◆ **Data in this exercise**
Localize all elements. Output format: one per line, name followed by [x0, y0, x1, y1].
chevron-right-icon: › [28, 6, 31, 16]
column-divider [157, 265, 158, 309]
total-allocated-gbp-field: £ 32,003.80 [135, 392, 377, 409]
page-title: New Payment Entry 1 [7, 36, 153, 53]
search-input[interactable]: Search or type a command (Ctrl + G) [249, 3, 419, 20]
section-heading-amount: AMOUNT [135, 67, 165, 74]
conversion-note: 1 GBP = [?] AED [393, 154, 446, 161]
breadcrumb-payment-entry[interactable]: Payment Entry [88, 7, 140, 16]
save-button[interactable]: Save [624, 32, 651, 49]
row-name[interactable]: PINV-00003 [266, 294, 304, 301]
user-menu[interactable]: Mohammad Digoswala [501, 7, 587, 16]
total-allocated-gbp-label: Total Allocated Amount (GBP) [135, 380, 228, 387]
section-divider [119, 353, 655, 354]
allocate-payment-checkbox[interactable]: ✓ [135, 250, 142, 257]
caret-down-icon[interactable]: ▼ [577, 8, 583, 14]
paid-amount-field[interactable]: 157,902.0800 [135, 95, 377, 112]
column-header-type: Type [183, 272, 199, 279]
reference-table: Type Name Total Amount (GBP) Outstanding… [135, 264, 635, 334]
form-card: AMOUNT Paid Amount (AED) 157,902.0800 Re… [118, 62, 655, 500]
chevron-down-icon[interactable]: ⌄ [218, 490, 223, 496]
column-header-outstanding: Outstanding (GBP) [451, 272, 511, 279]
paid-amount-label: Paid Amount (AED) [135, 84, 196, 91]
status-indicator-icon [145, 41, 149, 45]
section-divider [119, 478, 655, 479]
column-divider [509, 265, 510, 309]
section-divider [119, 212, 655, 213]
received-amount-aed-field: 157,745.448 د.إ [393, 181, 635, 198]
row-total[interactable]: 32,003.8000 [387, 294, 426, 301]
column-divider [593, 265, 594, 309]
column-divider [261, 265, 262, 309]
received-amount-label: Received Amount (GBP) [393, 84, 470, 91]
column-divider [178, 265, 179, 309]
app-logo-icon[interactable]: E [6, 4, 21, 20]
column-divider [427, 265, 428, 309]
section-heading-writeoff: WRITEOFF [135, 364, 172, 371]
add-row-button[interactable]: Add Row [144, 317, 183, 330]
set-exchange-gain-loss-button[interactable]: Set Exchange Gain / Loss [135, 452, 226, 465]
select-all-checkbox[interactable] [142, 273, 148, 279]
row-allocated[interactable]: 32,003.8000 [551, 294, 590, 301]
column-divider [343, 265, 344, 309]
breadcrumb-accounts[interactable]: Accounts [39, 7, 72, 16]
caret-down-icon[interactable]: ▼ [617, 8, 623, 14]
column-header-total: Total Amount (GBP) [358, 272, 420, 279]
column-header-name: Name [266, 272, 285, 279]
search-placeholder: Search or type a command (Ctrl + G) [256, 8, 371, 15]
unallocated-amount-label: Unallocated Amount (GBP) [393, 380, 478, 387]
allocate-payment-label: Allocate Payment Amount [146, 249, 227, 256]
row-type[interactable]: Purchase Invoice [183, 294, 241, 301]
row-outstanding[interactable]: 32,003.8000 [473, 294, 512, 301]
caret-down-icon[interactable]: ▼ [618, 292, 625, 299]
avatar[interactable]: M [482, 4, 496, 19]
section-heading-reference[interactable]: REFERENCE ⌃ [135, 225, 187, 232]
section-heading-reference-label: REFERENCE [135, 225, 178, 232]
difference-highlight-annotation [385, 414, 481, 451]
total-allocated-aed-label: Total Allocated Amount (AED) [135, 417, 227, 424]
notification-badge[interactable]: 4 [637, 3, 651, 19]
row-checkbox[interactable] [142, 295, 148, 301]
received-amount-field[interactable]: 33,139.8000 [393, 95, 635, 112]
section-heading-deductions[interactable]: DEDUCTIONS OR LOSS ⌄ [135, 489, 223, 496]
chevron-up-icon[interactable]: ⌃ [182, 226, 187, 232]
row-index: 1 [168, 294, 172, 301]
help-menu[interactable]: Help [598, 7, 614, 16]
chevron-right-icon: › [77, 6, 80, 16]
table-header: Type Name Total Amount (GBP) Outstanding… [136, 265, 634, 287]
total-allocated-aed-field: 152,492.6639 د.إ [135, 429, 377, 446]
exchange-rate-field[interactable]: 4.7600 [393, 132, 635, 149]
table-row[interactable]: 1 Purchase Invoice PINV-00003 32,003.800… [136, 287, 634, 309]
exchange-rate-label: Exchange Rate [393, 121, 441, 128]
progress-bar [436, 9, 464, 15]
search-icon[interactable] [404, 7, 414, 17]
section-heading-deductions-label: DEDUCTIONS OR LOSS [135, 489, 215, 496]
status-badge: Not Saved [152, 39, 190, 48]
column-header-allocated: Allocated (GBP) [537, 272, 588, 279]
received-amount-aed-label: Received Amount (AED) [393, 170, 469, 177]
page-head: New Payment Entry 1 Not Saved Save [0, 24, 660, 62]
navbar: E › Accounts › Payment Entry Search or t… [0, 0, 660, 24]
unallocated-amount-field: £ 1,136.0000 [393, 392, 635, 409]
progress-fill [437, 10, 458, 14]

◆ **Written task**
Report every line in the listing above that contains the word "reference".

◆ **Answer for this exercise**
reference-table: Type Name Total Amount (GBP) Outstanding… [135, 264, 635, 334]
section-heading-reference[interactable]: REFERENCE ⌃ [135, 225, 187, 232]
section-heading-reference-label: REFERENCE [135, 225, 178, 232]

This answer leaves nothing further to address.